◆ Given task ◆
Reproduce each record below exactly as written.

[Dataset items]
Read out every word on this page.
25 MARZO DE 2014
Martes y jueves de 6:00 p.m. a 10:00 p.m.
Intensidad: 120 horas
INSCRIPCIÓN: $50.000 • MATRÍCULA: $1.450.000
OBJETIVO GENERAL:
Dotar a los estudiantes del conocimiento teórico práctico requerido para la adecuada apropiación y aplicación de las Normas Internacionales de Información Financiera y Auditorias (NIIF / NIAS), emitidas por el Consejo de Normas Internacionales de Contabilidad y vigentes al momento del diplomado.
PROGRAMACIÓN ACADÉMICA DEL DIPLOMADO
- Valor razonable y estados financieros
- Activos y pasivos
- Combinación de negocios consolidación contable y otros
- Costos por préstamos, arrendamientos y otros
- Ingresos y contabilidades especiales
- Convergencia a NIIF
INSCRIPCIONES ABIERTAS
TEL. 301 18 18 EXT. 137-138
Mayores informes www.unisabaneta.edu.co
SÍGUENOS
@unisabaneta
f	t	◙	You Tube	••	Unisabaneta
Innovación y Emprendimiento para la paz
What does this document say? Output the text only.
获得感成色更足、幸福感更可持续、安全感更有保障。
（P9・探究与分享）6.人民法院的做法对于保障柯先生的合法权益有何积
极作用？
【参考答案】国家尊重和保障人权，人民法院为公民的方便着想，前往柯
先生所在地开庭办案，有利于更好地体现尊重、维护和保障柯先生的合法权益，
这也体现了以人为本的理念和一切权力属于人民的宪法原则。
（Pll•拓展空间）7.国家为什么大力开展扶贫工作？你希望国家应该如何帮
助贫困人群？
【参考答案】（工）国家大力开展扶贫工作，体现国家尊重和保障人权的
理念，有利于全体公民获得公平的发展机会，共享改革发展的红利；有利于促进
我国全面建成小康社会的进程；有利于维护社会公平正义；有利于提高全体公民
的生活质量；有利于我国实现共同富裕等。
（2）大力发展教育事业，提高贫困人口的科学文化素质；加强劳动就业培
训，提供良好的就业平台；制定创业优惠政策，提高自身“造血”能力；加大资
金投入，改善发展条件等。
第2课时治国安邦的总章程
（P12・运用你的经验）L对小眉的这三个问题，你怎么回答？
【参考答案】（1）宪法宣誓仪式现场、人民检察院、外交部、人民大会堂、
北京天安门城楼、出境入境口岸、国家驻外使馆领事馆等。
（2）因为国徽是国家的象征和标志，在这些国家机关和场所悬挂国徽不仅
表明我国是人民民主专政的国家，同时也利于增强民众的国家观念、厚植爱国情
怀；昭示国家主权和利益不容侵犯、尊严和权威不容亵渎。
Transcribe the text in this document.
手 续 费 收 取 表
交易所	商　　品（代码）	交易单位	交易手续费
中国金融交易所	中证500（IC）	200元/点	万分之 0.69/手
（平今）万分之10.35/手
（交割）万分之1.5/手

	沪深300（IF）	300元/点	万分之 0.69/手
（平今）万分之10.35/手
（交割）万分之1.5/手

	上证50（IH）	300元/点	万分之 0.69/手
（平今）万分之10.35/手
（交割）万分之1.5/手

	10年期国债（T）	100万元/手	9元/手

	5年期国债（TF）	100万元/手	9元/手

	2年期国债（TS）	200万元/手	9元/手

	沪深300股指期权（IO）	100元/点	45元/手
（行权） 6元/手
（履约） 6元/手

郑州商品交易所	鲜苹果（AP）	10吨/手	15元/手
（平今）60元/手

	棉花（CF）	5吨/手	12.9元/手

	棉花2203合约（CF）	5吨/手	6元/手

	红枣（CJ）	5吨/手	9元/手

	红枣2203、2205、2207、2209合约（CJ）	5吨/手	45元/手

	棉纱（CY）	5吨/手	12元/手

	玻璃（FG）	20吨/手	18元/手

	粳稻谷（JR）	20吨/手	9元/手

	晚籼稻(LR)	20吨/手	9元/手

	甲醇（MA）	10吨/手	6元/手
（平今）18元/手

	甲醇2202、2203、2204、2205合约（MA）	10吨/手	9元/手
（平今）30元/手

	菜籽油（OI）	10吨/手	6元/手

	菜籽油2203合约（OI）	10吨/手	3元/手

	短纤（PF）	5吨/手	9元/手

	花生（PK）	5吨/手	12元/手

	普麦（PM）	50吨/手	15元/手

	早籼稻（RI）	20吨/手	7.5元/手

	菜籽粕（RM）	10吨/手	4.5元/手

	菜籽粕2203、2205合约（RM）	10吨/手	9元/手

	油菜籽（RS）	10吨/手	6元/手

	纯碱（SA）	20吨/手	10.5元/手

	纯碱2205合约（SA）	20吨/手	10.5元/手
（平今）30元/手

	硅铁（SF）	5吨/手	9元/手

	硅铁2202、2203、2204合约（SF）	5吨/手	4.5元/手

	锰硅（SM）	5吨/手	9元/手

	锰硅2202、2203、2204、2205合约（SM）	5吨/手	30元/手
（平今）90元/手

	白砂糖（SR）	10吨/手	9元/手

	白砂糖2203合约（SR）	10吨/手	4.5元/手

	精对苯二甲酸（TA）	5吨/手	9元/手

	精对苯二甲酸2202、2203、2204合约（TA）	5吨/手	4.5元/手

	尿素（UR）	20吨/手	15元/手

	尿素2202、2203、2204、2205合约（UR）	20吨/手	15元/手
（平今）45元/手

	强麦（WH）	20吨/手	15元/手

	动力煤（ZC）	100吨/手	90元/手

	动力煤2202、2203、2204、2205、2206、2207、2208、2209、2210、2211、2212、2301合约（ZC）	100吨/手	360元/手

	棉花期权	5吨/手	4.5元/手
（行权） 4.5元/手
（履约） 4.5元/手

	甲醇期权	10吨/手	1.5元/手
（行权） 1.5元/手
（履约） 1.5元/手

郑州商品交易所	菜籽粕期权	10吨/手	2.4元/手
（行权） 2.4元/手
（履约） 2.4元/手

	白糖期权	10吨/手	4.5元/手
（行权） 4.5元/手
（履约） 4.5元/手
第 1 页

◆ Answer to the task ◆
Read out every word on this page.
25 MARZO DE 2014
Martes y jueves de 6:00 p.m. a 10:00 p.m.
Intensidad: 120 horas
INSCRIPCIÓN: $50.000 • MATRÍCULA: $1.450.000
OBJETIVO GENERAL:
Dotar a los estudiantes del conocimiento teórico práctico requerido para la adecuada apropiación y aplicación de las Normas Internacionales de Información Financiera y Auditorias (NIIF / NIAS), emitidas por el Consejo de Normas Internacionales de Contabilidad y vigentes al momento del diplomado.
PROGRAMACIÓN ACADÉMICA DEL DIPLOMADO
- Valor razonable y estados financieros
- Activos y pasivos
- Combinación de negocios consolidación contable y otros
- Costos por préstamos, arrendamientos y otros
- Ingresos y contabilidades especiales
- Convergencia a NIIF
INSCRIPCIONES ABIERTAS
TEL. 301 18 18 EXT. 137-138
Mayores informes www.unisabaneta.edu.co
SÍGUENOS
@unisabaneta
f	t	◙	You Tube	••	Unisabaneta
Innovación y Emprendimiento para la paz
What does this document say? Output the text only.
获得感成色更足、幸福感更可持续、安全感更有保障。
（P9・探究与分享）6.人民法院的做法对于保障柯先生的合法权益有何积
极作用？
【参考答案】国家尊重和保障人权，人民法院为公民的方便着想，前往柯
先生所在地开庭办案，有利于更好地体现尊重、维护和保障柯先生的合法权益，
这也体现了以人为本的理念和一切权力属于人民的宪法原则。
（Pll•拓展空间）7.国家为什么大力开展扶贫工作？你希望国家应该如何帮
助贫困人群？
【参考答案】（工）国家大力开展扶贫工作，体现国家尊重和保障人权的
理念，有利于全体公民获得公平的发展机会，共享改革发展的红利；有利于促进
我国全面建成小康社会的进程；有利于维护社会公平正义；有利于提高全体公民
的生活质量；有利于我国实现共同富裕等。
（2）大力发展教育事业，提高贫困人口的科学文化素质；加强劳动就业培
训，提供良好的就业平台；制定创业优惠政策，提高自身“造血”能力；加大资
金投入，改善发展条件等。
第2课时治国安邦的总章程
（P12・运用你的经验）L对小眉的这三个问题，你怎么回答？
【参考答案】（1）宪法宣誓仪式现场、人民检察院、外交部、人民大会堂、
北京天安门城楼、出境入境口岸、国家驻外使馆领事馆等。
（2）因为国徽是国家的象征和标志，在这些国家机关和场所悬挂国徽不仅
表明我国是人民民主专政的国家，同时也利于增强民众的国家观念、厚植爱国情
怀；昭示国家主权和利益不容侵犯、尊严和权威不容亵渎。
Transcribe the text in this document.
手 续 费 收 取 表
交易所	商　　品（代码）	交易单位	交易手续费
中国金融交易所	中证500（IC）	200元/点	万分之 0.69/手
（平今）万分之10.35/手
（交割）万分之1.5/手

	沪深300（IF）	300元/点	万分之 0.69/手
（平今）万分之10.35/手
（交割）万分之1.5/手

	上证50（IH）	300元/点	万分之 0.69/手
（平今）万分之10.35/手
（交割）万分之1.5/手

	10年期国债（T）	100万元/手	9元/手

	5年期国债（TF）	100万元/手	9元/手

	2年期国债（TS）	200万元/手	9元/手

	沪深300股指期权（IO）	100元/点	45元/手
（行权） 6元/手
（履约） 6元/手

郑州商品交易所	鲜苹果（AP）	10吨/手	15元/手
（平今）60元/手

	棉花（CF）	5吨/手	12.9元/手

	棉花2203合约（CF）	5吨/手	6元/手

	红枣（CJ）	5吨/手	9元/手

	红枣2203、2205、2207、2209合约（CJ）	5吨/手	45元/手

	棉纱（CY）	5吨/手	12元/手

	玻璃（FG）	20吨/手	18元/手

	粳稻谷（JR）	20吨/手	9元/手

	晚籼稻(LR)	20吨/手	9元/手

	甲醇（MA）	10吨/手	6元/手
（平今）18元/手

	甲醇2202、2203、2204、2205合约（MA）	10吨/手	9元/手
（平今）30元/手

	菜籽油（OI）	10吨/手	6元/手

	菜籽油2203合约（OI）	10吨/手	3元/手

	短纤（PF）	5吨/手	9元/手

	花生（PK）	5吨/手	12元/手

	普麦（PM）	50吨/手	15元/手

	早籼稻（RI）	20吨/手	7.5元/手

	菜籽粕（RM）	10吨/手	4.5元/手

	菜籽粕2203、2205合约（RM）	10吨/手	9元/手

	油菜籽（RS）	10吨/手	6元/手

	纯碱（SA）	20吨/手	10.5元/手

	纯碱2205合约（SA）	20吨/手	10.5元/手
（平今）30元/手

	硅铁（SF）	5吨/手	9元/手

	硅铁2202、2203、2204合约（SF）	5吨/手	4.5元/手

	锰硅（SM）	5吨/手	9元/手

	锰硅2202、2203、2204、2205合约（SM）	5吨/手	30元/手
（平今）90元/手

	白砂糖（SR）	10吨/手	9元/手

	白砂糖2203合约（SR）	10吨/手	4.5元/手

	精对苯二甲酸（TA）	5吨/手	9元/手

	精对苯二甲酸2202、2203、2204合约（TA）	5吨/手	4.5元/手

	尿素（UR）	20吨/手	15元/手

	尿素2202、2203、2204、2205合约（UR）	20吨/手	15元/手
（平今）45元/手

	强麦（WH）	20吨/手	15元/手

	动力煤（ZC）	100吨/手	90元/手

	动力煤2202、2203、2204、2205、2206、2207、2208、2209、2210、2211、2212、2301合约（ZC）	100吨/手	360元/手

	棉花期权	5吨/手	4.5元/手
（行权） 4.5元/手
（履约） 4.5元/手

	甲醇期权	10吨/手	1.5元/手
（行权） 1.5元/手
（履约） 1.5元/手

郑州商品交易所	菜籽粕期权	10吨/手	2.4元/手
（行权） 2.4元/手
（履约） 2.4元/手

	白糖期权	10吨/手	4.5元/手
（行权） 4.5元/手
（履约） 4.5元/手
第 1 页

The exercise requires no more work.